┌──

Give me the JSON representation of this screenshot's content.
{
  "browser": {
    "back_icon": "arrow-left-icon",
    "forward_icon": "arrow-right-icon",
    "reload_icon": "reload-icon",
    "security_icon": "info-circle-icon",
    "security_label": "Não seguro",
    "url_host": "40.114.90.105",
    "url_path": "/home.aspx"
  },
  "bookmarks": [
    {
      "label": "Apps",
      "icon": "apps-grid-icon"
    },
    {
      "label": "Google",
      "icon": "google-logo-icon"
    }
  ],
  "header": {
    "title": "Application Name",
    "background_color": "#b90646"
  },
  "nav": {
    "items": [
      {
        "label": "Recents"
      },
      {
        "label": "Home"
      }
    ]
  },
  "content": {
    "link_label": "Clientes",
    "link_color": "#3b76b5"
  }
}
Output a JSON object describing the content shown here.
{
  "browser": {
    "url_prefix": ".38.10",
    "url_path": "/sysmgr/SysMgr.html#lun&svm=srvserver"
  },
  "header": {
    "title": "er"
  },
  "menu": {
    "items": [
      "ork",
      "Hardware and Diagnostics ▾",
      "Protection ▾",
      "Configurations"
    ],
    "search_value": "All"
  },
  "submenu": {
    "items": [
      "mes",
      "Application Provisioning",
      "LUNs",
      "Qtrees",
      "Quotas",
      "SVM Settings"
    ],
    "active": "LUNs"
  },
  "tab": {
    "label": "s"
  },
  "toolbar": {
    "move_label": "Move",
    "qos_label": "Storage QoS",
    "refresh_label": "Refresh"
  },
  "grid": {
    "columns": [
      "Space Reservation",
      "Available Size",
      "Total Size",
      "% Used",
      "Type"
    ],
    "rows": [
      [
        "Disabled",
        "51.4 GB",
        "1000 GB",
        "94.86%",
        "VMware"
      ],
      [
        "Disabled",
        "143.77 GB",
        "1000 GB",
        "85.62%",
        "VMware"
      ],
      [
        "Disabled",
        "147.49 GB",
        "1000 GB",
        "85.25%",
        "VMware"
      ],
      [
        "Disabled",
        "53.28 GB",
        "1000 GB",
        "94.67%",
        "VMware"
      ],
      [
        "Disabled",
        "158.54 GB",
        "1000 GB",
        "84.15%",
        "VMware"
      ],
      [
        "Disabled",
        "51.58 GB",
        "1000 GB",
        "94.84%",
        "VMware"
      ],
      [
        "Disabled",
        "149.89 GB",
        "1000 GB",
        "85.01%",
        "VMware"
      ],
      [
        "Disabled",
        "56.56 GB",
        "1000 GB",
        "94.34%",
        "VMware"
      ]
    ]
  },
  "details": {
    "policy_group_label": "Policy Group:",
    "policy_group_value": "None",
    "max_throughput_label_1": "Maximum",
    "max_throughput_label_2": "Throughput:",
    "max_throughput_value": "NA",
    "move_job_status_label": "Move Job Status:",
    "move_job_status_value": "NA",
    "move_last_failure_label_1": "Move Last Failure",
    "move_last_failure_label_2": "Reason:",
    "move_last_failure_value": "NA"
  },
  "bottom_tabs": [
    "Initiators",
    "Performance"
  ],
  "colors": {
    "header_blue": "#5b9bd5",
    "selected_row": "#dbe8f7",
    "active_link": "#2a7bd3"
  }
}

└──

__WORK TO COMPLETE__
Locate all lines holding the word "arrow", then copy them out.

__WORKED SOLUTION__
    "back_icon": "arrow-left-icon",
    "forward_icon": "arrow-right-icon",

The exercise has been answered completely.